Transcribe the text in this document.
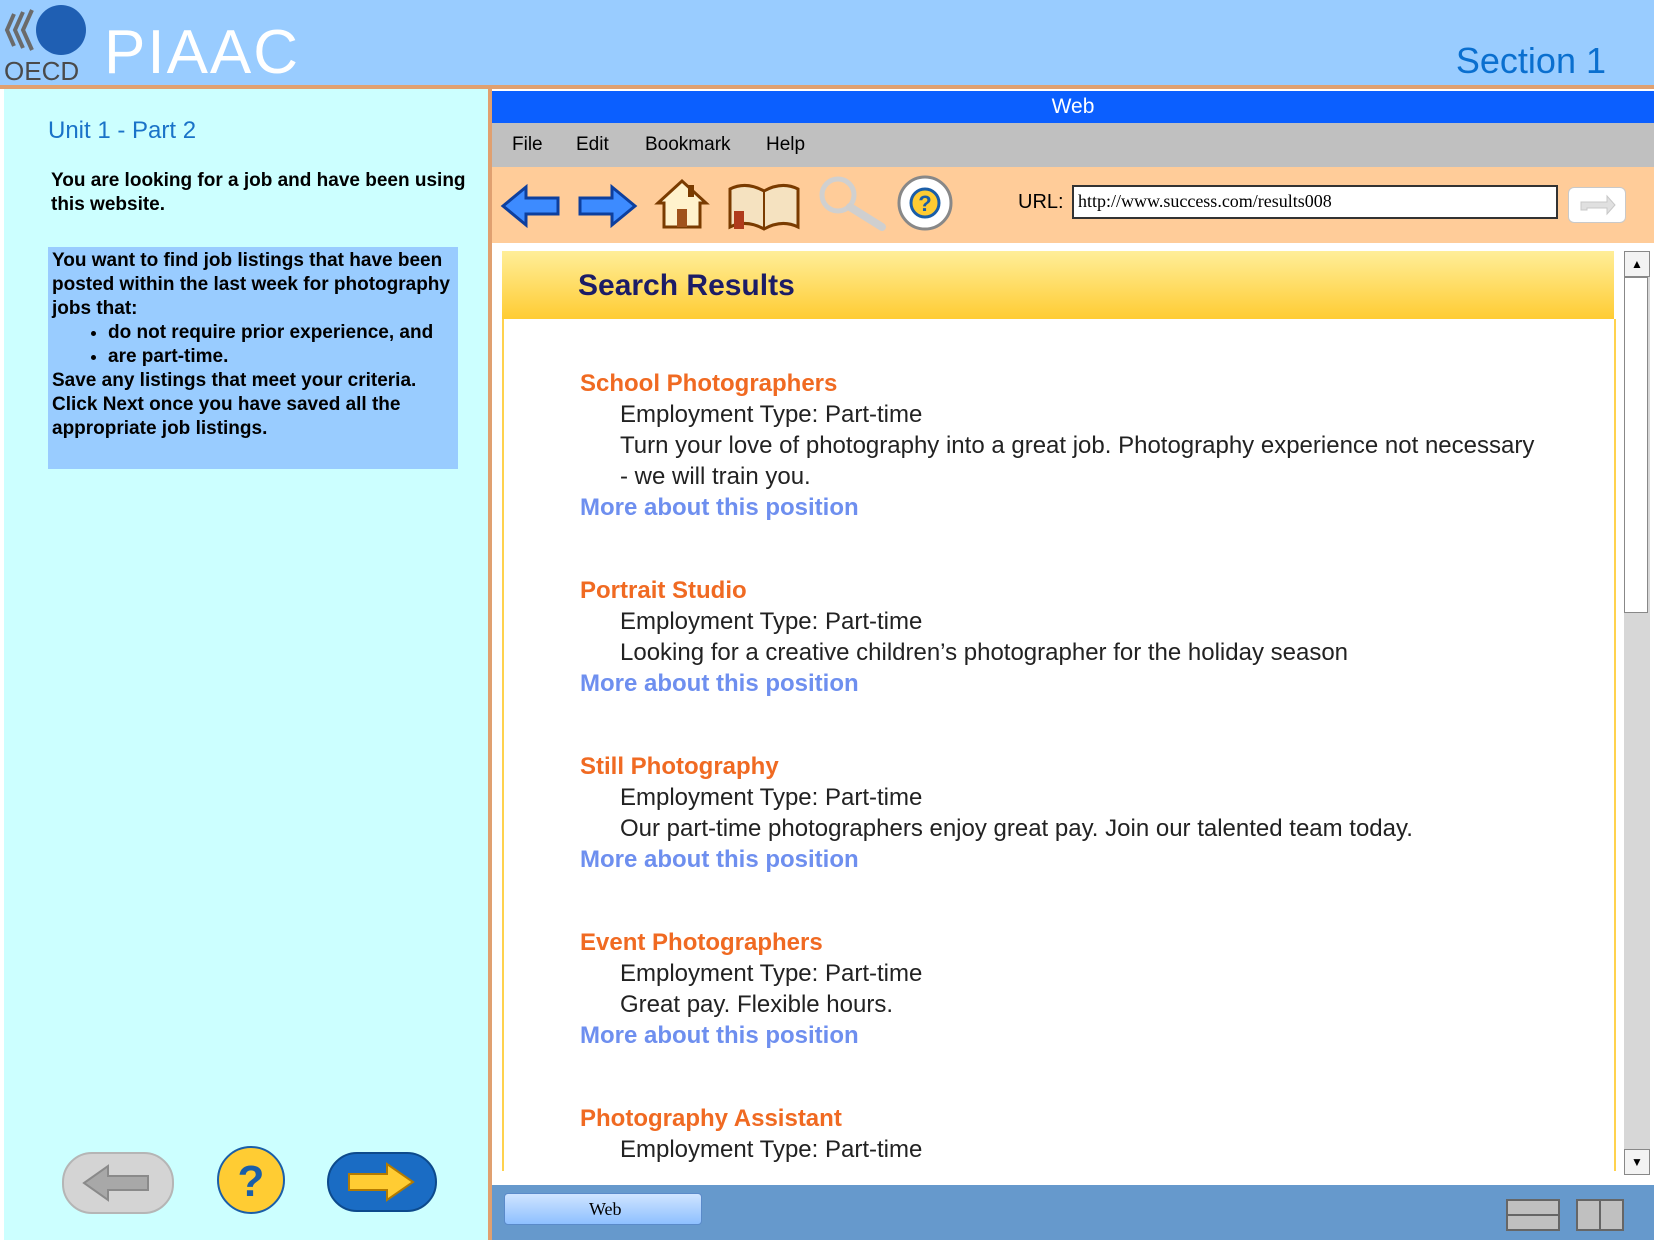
OECD PIAAC	Section 1
Unit 1 - Part 2
You are looking for a job and have been using this website.
You want to find job listings that have been posted within the last week for photography jobs that:
• do not require prior experience, and
• are part-time.
Save any listings that meet your criteria. Click Next once you have saved all the appropriate job listings.
?
Web
File Edit Bookmark Help
?	URL: http://www.success.com/results008
Search Results
School Photographers
Employment Type: Part-time
Turn your love of photography into a great job. Photography experience not necessary - we will train you.
More about this position
Portrait Studio
Employment Type: Part-time
Looking for a creative children’s photographer for the holiday season
More about this position
Still Photography
Employment Type: Part-time
Our part-time photographers enjoy great pay. Join our talented team today.
More about this position
Event Photographers
Employment Type: Part-time
Great pay. Flexible hours.
More about this position
Photography Assistant
Employment Type: Part-time
▲
▼
Web
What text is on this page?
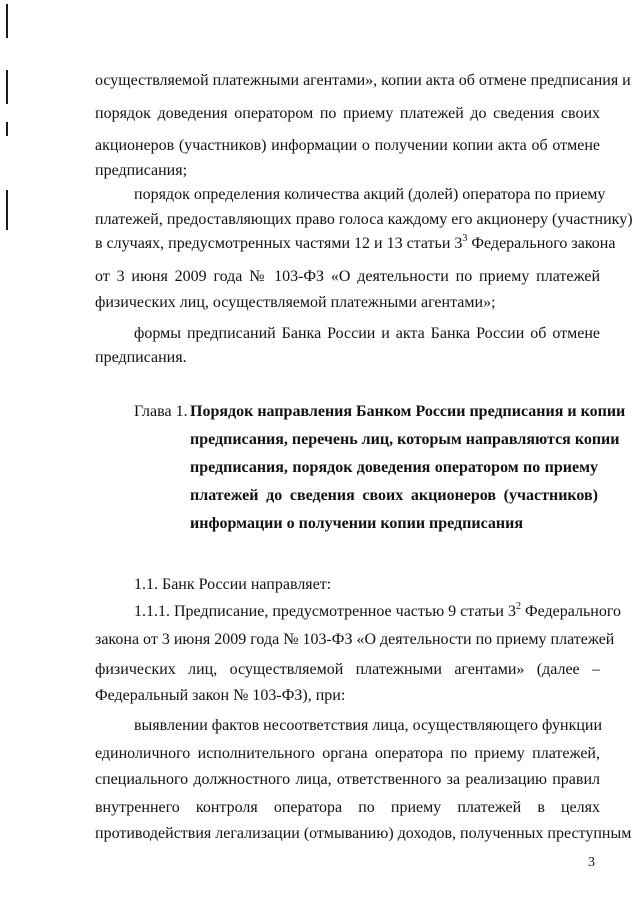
осуществляемой платежными агентами», копии акта об отмене предписания и
порядок доведения оператором по приему платежей до сведения своих
акционеров (участников) информации о получении копии акта об отмене
предписания;
порядок определения количества акций (долей) оператора по приему
платежей, предоставляющих право голоса каждому его акционеру (участнику)
в случаях, предусмотренных частями 12 и 13 статьи $3^3$ Федерального закона
от 3 июня 2009 года № 103-ФЗ «О деятельности по приему платежей
физических лиц, осуществляемой платежными агентами»;
формы предписаний Банка России и акта Банка России об отмене
предписания.
Глава 1. Порядок направления Банком России предписания и копии
предписания, перечень лиц, которым направляются копии
предписания, порядок доведения оператором по приему
платежей до сведения своих акционеров (участников)
информации о получении копии предписания
1.1. Банк России направляет:
1.1.1. Предписание, предусмотренное частью 9 статьи $3^2$ Федерального
закона от 3 июня 2009 года № 103-ФЗ «О деятельности по приему платежей
физических лиц, осуществляемой платежными агентами» (далее –
Федеральный закон № 103-ФЗ), при:
выявлении фактов несоответствия лица, осуществляющего функции
единоличного исполнительного органа оператора по приему платежей,
специального должностного лица, ответственного за реализацию правил
внутреннего контроля оператора по приему платежей в целях
противодействия легализации (отмыванию) доходов, полученных преступным
3
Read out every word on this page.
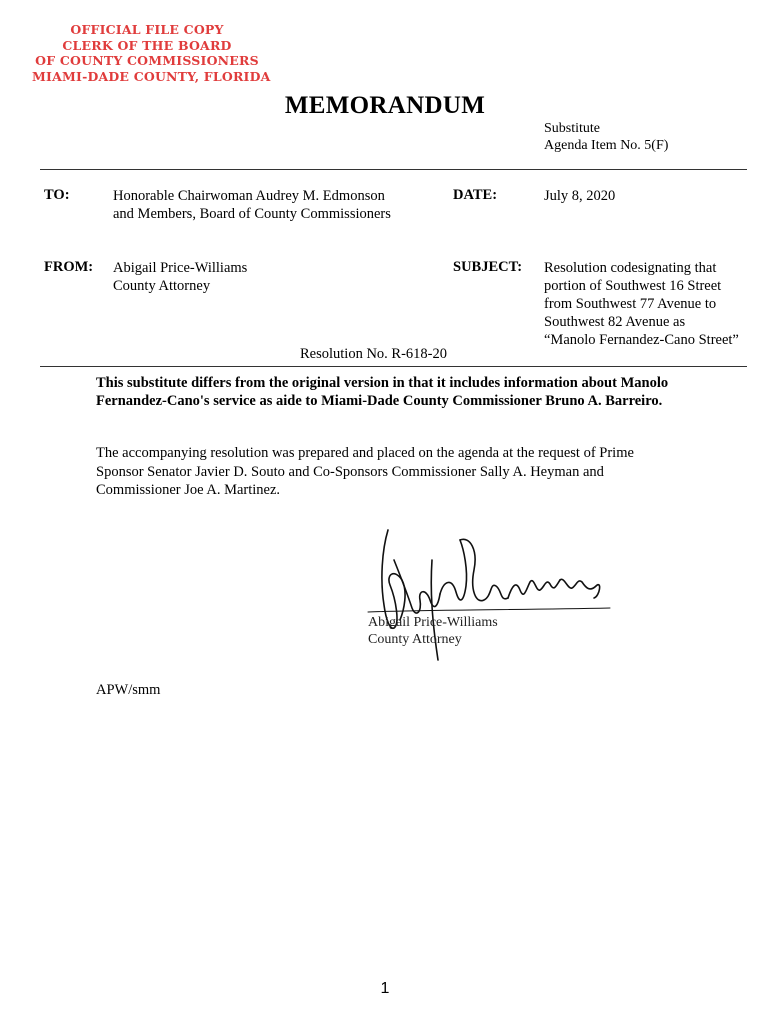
OFFICIAL FILE COPY
CLERK OF THE BOARD
OF COUNTY COMMISSIONERS
MIAMI-DADE COUNTY, FLORIDA
MEMORANDUM
Substitute
Agenda Item No. 5(F)
TO:	Honorable Chairwoman Audrey M. Edmonson
and Members, Board of County Commissioners
DATE:	July 8, 2020
FROM: Abigail Price-Williams
County Attorney
SUBJECT: Resolution codesignating that
portion of Southwest 16 Street
from Southwest 77 Avenue to
Southwest 82 Avenue as
“Manolo Fernandez-Cano Street”
Resolution No. R-618-20
This substitute differs from the original version in that it includes information about Manolo Fernandez-Cano's service as aide to Miami-Dade County Commissioner Bruno A. Barreiro.
The accompanying resolution was prepared and placed on the agenda at the request of Prime Sponsor Senator Javier D. Souto and Co-Sponsors Commissioner Sally A. Heyman and Commissioner Joe A. Martinez.
Abigail Price-Williams
County Attorney
APW/smm
1
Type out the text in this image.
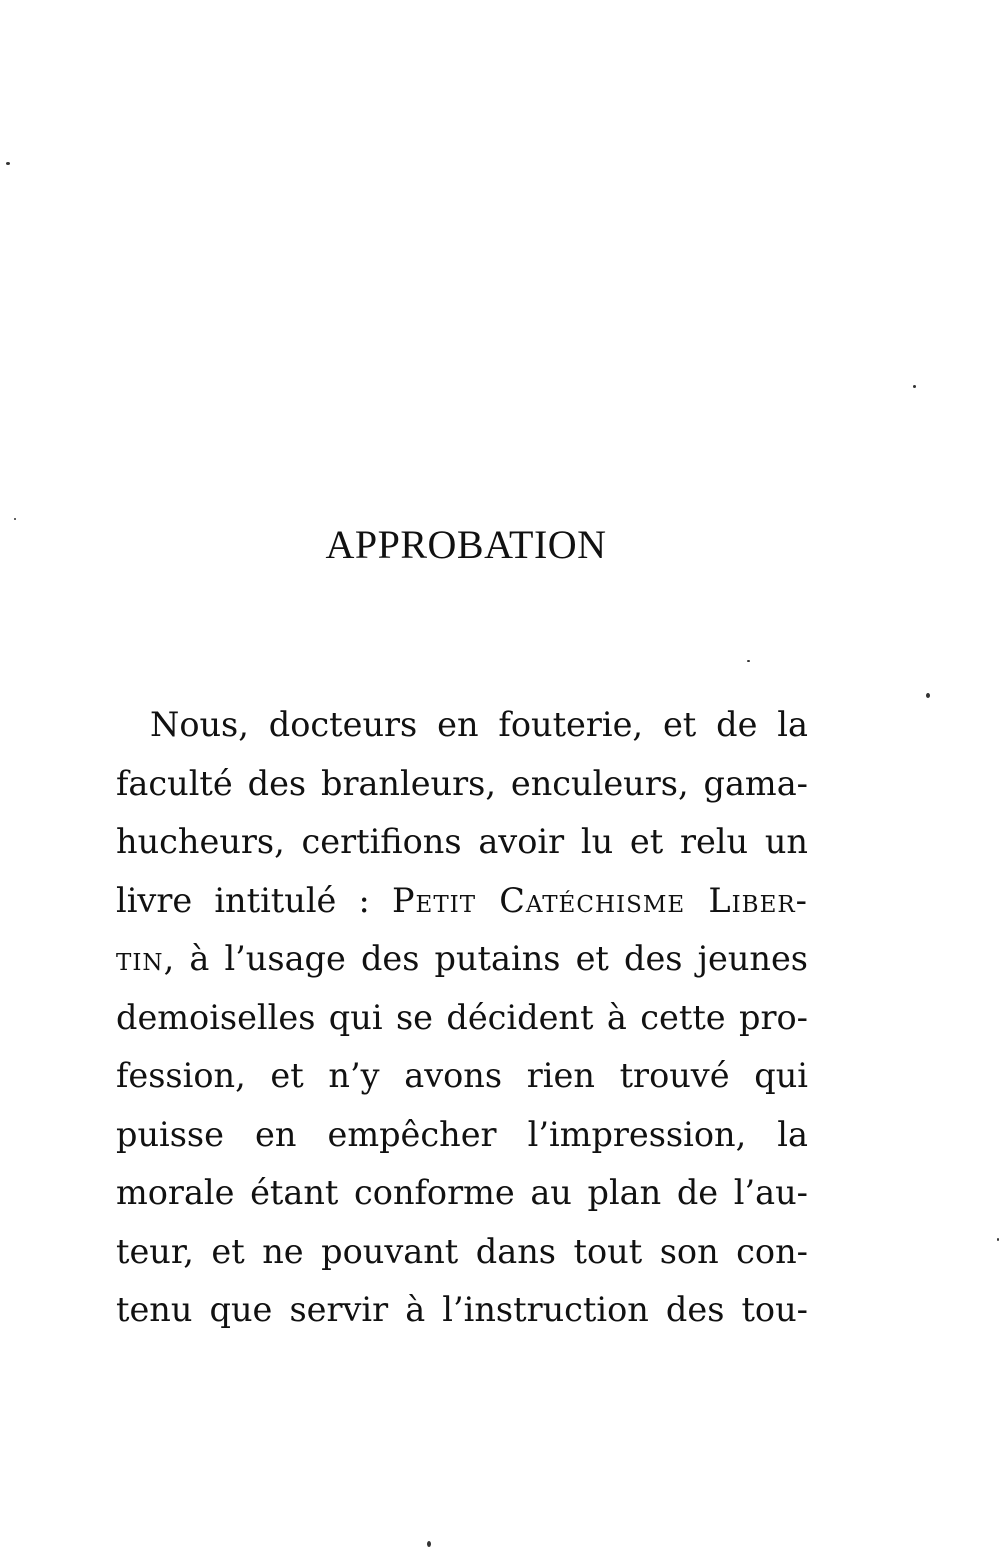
APPROBATION
Nous, docteurs en fouterie, et de la
faculté des branleurs, enculeurs, gama-
hucheurs, certifions avoir lu et relu un
livre intitulé : Petit Catéchisme Liber-
tin, à l’usage des putains et des jeunes
demoiselles qui se décident à cette pro-
fession, et n’y avons rien trouvé qui
puisse en empêcher l’impression, la
morale étant conforme au plan de l’au-
teur, et ne pouvant dans tout son con-
tenu que servir à l’instruction des tou-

····················

The problem — Return each line where "отмене" shows up.

Solution to this task —
осуществляемой платежными агентами», копии акта об отмене предписания и
акционеров (участников) информации о получении копии акта об отмене
формы предписаний Банка России и акта Банка России об отмене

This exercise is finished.